Extrait »
__________________________________________________

Opération « Remove » : Des documents internes montrent comment Amazon se débarrasse de centaines de tonnes de produits parfois neufs comme des ordinateurs portables

Amazon a jeté des centaines de tonnes de marchandises, dont certaines étaient neuves, au cours des deux dernières années. C’est ce que prouvent des listes internes d’Amazon, des enregistrements et des photos que Business Insider et le magazine « Frontal » de la ZDF se sont procurés.

Le géant du commerce le fait en dépit des nouveautés légales qui devraient en principe empêcher cela. Le ministère fédéral de l’Environnement compétent admet toutefois qu’il n’y a pas d’amendes pour les entreprises en cas de non-respect des règles fixées.

Une porte-parole d’Amazon affirme que moins d’un pour cent des produits d’Amazon sont détruits, recyclage compris. Amazon a également remplacé le terme « détruire » par « éliminer ».

Dans une petite ville au centre de l’Allemagne, le géant mondial Amazon a créé quelque chose de grand. Un centre logistique qui, avec ses plus de 100.000 mètres carrés, est aussi grand que deux douzaines de terrains de football. C’est aussi l’endroit où le groupe commercial continue à faire en secret ce qu’il aurait dû laisser tomber il y a des années. Il y détruit systématiquement des marchandises qui sont en partie neuves ou à l’état neuf. On y trouve des palettes et des tonnes de lampes solaires, de lampes ou de toners pour imprimantes laser. Sur certaines de ces marchandises, des autocollants indiquent « à détruire ». C’est ce que montrent de nombreuses photos dont nous disposons ainsi que le magazine « Frontal » de la chaîne de télévision allemande ZDF.

Il y a quelques semaines, deux palettes de couvertures neuves pour bébés ont été détruites dans le centre logistique, nous raconte un initié d’Amazon. Prix : 45 à 60 euros par couverture. « La marchandise aurait dû être donnée. Aux réfugiés d’Ukraine ou directement dans la région. Cela fait saigner le cœur », dit l’initié.

En fait, ce genre de destruction de marchandises ne devrait plus exister. En 2018 déjà, il a été révélé qu’Amazon détruisait systématiquement des marchandises en Allemagne. Le groupe avait alors promis de s’améliorer et de recycler nettement plus de marchandises au lieu de les jeter à la poubelle. Le gouvernement fédéral s’est alors activé et a renforcé la loi sur le recyclage. L’objectif était d’empêcher que des géants du commerce comme Amazon continuent à détruire en masse des marchandises à l’état neuf.

Le centre logistique d’Amazon au centre de l’Allemagne est-il un cas isolé ? Ou la destruction de marchandises chez Amazon est-elle systématique jusqu’à aujourd’hui ? Concrètement, combien de marchandises Amazon détruit-elle ?

__________________________________________________

Données fournies »

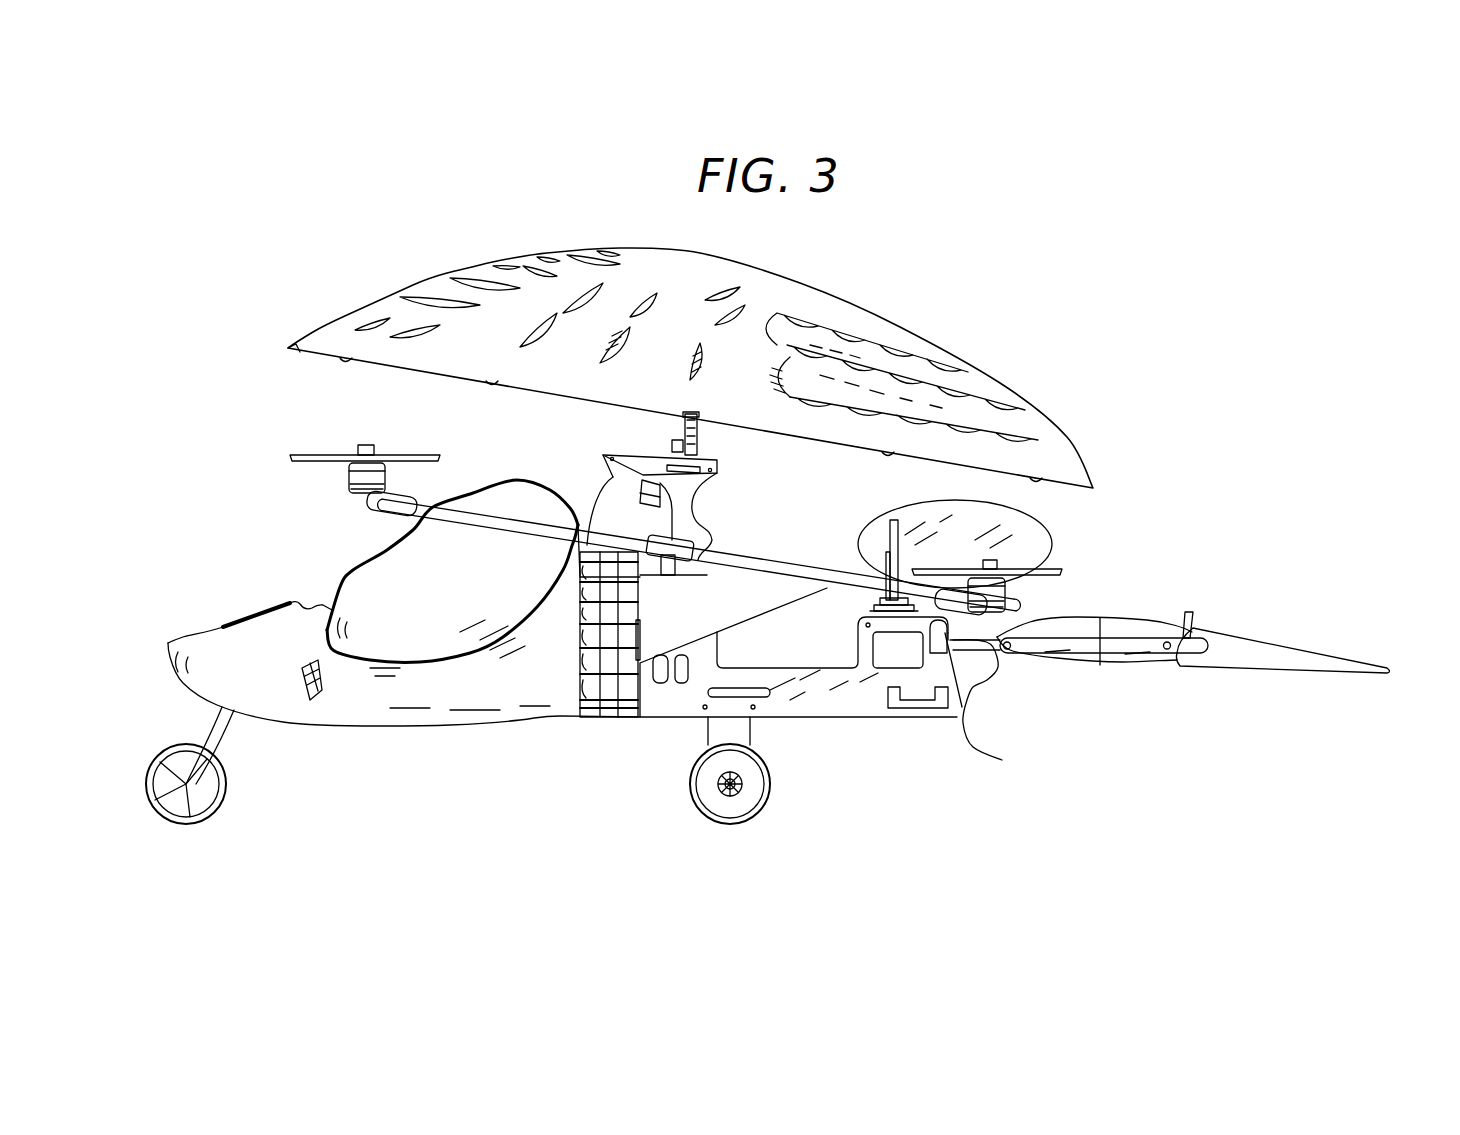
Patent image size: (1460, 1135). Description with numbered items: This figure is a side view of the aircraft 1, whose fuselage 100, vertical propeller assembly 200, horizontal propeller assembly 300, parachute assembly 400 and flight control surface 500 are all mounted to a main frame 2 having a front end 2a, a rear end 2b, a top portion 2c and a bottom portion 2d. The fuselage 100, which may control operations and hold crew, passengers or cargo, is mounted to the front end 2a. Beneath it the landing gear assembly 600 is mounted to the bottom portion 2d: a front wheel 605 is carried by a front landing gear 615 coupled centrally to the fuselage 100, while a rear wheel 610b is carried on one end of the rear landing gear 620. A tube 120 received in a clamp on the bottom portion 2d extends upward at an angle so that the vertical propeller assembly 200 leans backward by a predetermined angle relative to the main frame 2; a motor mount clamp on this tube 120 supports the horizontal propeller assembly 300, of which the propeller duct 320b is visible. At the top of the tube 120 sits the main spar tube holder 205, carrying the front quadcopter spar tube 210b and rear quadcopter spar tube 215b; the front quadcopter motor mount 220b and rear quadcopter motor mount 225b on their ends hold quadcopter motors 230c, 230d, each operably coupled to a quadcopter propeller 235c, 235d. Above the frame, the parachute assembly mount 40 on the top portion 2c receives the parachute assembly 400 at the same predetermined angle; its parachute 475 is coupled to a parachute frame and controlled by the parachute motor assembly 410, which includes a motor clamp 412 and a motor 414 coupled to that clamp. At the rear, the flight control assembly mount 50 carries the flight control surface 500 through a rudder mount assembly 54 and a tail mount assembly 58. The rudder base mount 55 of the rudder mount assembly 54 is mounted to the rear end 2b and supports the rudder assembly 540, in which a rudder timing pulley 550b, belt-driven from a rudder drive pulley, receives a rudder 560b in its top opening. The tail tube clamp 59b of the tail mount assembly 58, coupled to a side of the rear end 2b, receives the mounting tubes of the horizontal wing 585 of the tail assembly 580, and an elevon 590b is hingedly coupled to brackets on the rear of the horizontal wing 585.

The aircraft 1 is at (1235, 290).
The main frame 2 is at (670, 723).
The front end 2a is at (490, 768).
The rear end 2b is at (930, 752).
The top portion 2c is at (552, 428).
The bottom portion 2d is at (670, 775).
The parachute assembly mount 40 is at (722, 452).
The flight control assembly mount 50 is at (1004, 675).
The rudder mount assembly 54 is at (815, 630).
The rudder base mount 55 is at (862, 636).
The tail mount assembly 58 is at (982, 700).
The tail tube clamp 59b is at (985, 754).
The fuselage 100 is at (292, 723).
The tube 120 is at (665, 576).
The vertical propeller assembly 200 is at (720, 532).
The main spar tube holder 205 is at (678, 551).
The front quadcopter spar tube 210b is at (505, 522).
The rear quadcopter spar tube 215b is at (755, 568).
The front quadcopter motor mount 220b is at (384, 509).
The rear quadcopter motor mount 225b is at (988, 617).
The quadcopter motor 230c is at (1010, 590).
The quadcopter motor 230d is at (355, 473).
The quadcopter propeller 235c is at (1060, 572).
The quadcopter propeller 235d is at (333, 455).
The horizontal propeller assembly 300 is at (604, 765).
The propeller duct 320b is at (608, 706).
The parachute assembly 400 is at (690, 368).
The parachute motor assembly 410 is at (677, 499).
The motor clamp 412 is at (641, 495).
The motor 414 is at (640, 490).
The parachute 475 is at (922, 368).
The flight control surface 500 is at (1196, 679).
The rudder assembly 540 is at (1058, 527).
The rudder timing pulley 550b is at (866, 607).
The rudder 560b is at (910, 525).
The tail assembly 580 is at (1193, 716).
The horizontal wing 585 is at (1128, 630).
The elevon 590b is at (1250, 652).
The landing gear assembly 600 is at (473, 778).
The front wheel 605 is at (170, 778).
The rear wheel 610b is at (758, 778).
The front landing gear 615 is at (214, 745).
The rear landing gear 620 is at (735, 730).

__________________________________________________

Objectifs »
(A) Traduisez en anglais la phrase suivante de l'extrait sur Amazon : « Amazon a également remplacé le terme « détruire » par « éliminer ». »
(B) D'après l'extrait sur Amazon, quelle superficie occupe le centre logistique situé dans une petite ville au centre de l'Allemagne ?
(C) Rédigez la suite de l'extrait sur Amazon à partir de sa dernière phrase.

Corrigé »
(A) Amazon has also replaced the term "destroy" with "eliminate."

(B) Plus de 100.000 mètres carrés.

(C)
Les initiés d’Amazon se confient

Avec des collègues du magazine « Frontal » de la ZDF, nous avons rencontré pendant des mois des employés d’Amazon sur différents sites. Comme ils risquent de perdre leur emploi en nous parlant, ils ne veulent pas que leur nom apparaisse dans cet article. Leurs lieux de travail concrets permettent également de tirer des conclusions sur eux, c’est pourquoi nous n’indiquons pas de lieu. Des enregistrements et des photos de plusieurs centres logistiques d’Amazon, qui nous ont été transmis au cours de notre enquête, étayent les descriptions des employés.

Dans le nord de l’Allemagne, un informateur d’Amazon bien connecté est assis en face de nous. « Les destructions se poursuivent dans tous les cas. On ne peut pas dire qu’il y ait des changements. La seule chose qui a changé, c’est la dénomination. Sur certains sites, on parle de reconditionnement ou de ‘Remove’. Amazon évite le mot ‘Destroy’ (détruire) pour donner un meilleur nom à tout cela », nous dit-il.

Les produits détruits ne sont pas seulement des produits bon marché, mais aussi des produits chers et de grande valeur. Des ordinateurs portables, des hoverboards, des claviers ou des tronçonneuses, par exemple. Il n’est pas rare que les prix des produits neufs se situent dans une fourchette à quatre chiffres, explique l’initié d’Amazon. « Quand on voit ça en tant qu’employé normal, qu’on compare ce qui est jeté avec ce qu’on gagne par heure, c’est énorme ».

L’ampleur de la destruction ? « Ce n’est pas (la destruction, note de la rédaction) par palettes, mais par camions. Dans chaque camp », dit l’initié.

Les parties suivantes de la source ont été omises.